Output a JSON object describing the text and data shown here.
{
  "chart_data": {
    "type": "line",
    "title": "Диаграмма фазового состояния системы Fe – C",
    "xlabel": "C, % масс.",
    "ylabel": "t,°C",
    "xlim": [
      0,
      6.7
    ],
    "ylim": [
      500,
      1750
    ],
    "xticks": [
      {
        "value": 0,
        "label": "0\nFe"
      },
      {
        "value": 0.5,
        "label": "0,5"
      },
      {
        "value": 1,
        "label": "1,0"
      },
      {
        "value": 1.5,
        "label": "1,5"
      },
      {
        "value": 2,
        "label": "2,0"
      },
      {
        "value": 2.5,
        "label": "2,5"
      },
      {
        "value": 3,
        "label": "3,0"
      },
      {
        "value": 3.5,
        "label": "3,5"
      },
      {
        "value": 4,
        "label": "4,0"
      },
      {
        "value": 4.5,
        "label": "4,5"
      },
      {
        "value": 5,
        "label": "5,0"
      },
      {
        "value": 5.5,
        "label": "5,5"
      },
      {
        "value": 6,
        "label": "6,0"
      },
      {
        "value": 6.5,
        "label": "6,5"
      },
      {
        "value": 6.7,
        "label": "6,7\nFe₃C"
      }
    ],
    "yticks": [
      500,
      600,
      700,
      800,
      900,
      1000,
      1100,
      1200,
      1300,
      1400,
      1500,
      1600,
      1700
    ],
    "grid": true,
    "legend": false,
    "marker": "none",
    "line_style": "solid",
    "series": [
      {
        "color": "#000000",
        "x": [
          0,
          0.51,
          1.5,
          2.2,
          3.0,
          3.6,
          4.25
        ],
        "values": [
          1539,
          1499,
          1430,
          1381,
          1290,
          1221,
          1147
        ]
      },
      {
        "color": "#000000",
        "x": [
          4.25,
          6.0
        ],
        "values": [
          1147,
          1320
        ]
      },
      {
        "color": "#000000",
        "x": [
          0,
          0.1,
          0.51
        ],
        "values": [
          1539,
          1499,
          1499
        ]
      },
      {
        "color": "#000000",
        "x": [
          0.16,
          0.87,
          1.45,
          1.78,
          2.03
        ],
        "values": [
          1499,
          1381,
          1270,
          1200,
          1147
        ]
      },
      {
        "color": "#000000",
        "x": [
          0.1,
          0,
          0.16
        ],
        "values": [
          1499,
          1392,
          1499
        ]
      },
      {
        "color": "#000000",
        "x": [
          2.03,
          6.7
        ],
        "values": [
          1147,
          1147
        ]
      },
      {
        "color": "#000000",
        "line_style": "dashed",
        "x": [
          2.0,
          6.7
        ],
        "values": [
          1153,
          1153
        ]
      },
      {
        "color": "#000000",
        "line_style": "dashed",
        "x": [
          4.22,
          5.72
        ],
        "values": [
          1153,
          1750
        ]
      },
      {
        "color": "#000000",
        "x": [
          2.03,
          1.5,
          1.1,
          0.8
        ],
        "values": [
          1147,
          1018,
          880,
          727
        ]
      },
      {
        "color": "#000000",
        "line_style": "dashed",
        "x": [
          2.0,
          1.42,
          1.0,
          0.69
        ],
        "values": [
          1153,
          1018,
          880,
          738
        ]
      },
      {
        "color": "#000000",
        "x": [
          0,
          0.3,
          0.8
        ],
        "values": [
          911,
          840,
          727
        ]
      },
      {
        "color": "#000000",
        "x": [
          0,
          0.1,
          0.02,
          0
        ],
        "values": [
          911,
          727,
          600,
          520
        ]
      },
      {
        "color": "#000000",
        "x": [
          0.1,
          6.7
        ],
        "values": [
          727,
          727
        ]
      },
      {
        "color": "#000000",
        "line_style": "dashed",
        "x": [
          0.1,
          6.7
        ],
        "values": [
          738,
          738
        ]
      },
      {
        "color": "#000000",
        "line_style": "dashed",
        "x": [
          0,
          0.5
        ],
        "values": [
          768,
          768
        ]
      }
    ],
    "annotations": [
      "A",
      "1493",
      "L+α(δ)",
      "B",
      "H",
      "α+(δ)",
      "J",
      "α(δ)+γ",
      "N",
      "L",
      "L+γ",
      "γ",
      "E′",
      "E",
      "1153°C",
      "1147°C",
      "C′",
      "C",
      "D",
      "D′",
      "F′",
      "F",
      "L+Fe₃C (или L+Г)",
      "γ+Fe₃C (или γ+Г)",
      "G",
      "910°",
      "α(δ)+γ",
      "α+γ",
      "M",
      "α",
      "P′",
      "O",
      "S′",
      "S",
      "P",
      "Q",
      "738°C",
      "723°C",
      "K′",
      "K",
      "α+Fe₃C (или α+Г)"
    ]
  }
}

TASK
Your task is to retype all of the records exactly.

COMPLETED EXERCISE
Output a JSON object describing the text and data shown here.
{
  "chart_data": {
    "type": "line",
    "title": "Диаграмма фазового состояния системы Fe – C",
    "xlabel": "C, % масс.",
    "ylabel": "t,°C",
    "xlim": [
      0,
      6.7
    ],
    "ylim": [
      500,
      1750
    ],
    "xticks": [
      {
        "value": 0,
        "label": "0\nFe"
      },
      {
        "value": 0.5,
        "label": "0,5"
      },
      {
        "value": 1,
        "label": "1,0"
      },
      {
        "value": 1.5,
        "label": "1,5"
      },
      {
        "value": 2,
        "label": "2,0"
      },
      {
        "value": 2.5,
        "label": "2,5"
      },
      {
        "value": 3,
        "label": "3,0"
      },
      {
        "value": 3.5,
        "label": "3,5"
      },
      {
        "value": 4,
        "label": "4,0"
      },
      {
        "value": 4.5,
        "label": "4,5"
      },
      {
        "value": 5,
        "label": "5,0"
      },
      {
        "value": 5.5,
        "label": "5,5"
      },
      {
        "value": 6,
        "label": "6,0"
      },
      {
        "value": 6.5,
        "label": "6,5"
      },
      {
        "value": 6.7,
        "label": "6,7\nFe₃C"
      }
    ],
    "yticks": [
      500,
      600,
      700,
      800,
      900,
      1000,
      1100,
      1200,
      1300,
      1400,
      1500,
      1600,
      1700
    ],
    "grid": true,
    "legend": false,
    "marker": "none",
    "line_style": "solid",
    "series": [
      {
        "color": "#000000",
        "x": [
          0,
          0.51,
          1.5,
          2.2,
          3.0,
          3.6,
          4.25
        ],
        "values": [
          1539,
          1499,
          1430,
          1381,
          1290,
          1221,
          1147
        ]
      },
      {
        "color": "#000000",
        "x": [
          4.25,
          6.0
        ],
        "values": [
          1147,
          1320
        ]
      },
      {
        "color": "#000000",
        "x": [
          0,
          0.1,
          0.51
        ],
        "values": [
          1539,
          1499,
          1499
        ]
      },
      {
        "color": "#000000",
        "x": [
          0.16,
          0.87,
          1.45,
          1.78,
          2.03
        ],
        "values": [
          1499,
          1381,
          1270,
          1200,
          1147
        ]
      },
      {
        "color": "#000000",
        "x": [
          0.1,
          0,
          0.16
        ],
        "values": [
          1499,
          1392,
          1499
        ]
      },
      {
        "color": "#000000",
        "x": [
          2.03,
          6.7
        ],
        "values": [
          1147,
          1147
        ]
      },
      {
        "color": "#000000",
        "line_style": "dashed",
        "x": [
          2.0,
          6.7
        ],
        "values": [
          1153,
          1153
        ]
      },
      {
        "color": "#000000",
        "line_style": "dashed",
        "x": [
          4.22,
          5.72
        ],
        "values": [
          1153,
          1750
        ]
      },
      {
        "color": "#000000",
        "x": [
          2.03,
          1.5,
          1.1,
          0.8
        ],
        "values": [
          1147,
          1018,
          880,
          727
        ]
      },
      {
        "color": "#000000",
        "line_style": "dashed",
        "x": [
          2.0,
          1.42,
          1.0,
          0.69
        ],
        "values": [
          1153,
          1018,
          880,
          738
        ]
      },
      {
        "color": "#000000",
        "x": [
          0,
          0.3,
          0.8
        ],
        "values": [
          911,
          840,
          727
        ]
      },
      {
        "color": "#000000",
        "x": [
          0,
          0.1,
          0.02,
          0
        ],
        "values": [
          911,
          727,
          600,
          520
        ]
      },
      {
        "color": "#000000",
        "x": [
          0.1,
          6.7
        ],
        "values": [
          727,
          727
        ]
      },
      {
        "color": "#000000",
        "line_style": "dashed",
        "x": [
          0.1,
          6.7
        ],
        "values": [
          738,
          738
        ]
      },
      {
        "color": "#000000",
        "line_style": "dashed",
        "x": [
          0,
          0.5
        ],
        "values": [
          768,
          768
        ]
      }
    ],
    "annotations": [
      "A",
      "1493",
      "L+α(δ)",
      "B",
      "H",
      "α+(δ)",
      "J",
      "α(δ)+γ",
      "N",
      "L",
      "L+γ",
      "γ",
      "E′",
      "E",
      "1153°C",
      "1147°C",
      "C′",
      "C",
      "D",
      "D′",
      "F′",
      "F",
      "L+Fe₃C (или L+Г)",
      "γ+Fe₃C (или γ+Г)",
      "G",
      "910°",
      "α(δ)+γ",
      "α+γ",
      "M",
      "α",
      "P′",
      "O",
      "S′",
      "S",
      "P",
      "Q",
      "738°C",
      "723°C",
      "K′",
      "K",
      "α+Fe₃C (или α+Г)"
    ]
  }
}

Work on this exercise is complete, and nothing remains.